Return only the number of lines holding the word "必以分人".

# start of Data shown

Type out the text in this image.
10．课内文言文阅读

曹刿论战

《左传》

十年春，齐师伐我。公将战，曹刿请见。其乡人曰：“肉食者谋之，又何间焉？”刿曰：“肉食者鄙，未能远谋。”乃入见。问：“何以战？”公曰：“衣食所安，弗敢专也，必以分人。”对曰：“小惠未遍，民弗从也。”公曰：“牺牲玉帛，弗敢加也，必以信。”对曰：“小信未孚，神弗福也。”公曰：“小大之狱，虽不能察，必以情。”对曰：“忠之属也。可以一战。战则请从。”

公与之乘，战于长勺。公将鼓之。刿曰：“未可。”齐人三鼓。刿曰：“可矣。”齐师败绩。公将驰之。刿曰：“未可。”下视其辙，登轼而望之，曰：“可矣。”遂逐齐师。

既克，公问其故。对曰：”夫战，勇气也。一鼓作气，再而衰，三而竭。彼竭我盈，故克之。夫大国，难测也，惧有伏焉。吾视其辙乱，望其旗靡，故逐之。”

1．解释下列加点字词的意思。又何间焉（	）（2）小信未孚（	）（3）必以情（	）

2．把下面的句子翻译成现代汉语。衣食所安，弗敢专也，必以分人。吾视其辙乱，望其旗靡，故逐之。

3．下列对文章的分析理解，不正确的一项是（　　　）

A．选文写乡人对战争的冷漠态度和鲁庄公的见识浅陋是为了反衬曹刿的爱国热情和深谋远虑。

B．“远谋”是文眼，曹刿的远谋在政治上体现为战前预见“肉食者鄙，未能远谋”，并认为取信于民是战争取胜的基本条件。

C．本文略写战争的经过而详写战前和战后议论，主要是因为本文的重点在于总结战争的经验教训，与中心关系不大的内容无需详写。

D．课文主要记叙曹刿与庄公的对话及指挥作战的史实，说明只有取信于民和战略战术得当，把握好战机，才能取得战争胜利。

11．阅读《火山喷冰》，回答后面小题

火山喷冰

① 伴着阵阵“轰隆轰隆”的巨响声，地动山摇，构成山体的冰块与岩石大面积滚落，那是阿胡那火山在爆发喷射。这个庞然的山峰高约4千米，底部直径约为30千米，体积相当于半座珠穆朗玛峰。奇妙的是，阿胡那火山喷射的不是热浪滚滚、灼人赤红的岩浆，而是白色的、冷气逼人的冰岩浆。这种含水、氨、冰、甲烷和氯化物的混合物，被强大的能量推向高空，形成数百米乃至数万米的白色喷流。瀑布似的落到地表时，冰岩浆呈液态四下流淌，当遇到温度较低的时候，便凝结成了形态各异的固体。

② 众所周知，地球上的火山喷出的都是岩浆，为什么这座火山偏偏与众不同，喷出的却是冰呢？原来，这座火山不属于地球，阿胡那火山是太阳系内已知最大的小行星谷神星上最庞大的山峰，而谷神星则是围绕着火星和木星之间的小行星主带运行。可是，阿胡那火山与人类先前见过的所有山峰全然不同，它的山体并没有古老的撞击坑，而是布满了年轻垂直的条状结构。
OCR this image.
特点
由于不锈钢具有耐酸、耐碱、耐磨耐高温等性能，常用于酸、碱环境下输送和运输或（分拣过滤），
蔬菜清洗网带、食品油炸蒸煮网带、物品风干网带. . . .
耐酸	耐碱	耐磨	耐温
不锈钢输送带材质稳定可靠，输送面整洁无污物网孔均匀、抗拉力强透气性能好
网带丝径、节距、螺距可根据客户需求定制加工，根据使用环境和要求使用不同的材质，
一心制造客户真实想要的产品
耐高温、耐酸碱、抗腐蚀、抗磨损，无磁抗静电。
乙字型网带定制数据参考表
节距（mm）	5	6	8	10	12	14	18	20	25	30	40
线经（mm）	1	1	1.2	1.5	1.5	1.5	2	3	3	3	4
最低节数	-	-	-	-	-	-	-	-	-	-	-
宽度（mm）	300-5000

# end of Data shown

## Full output
2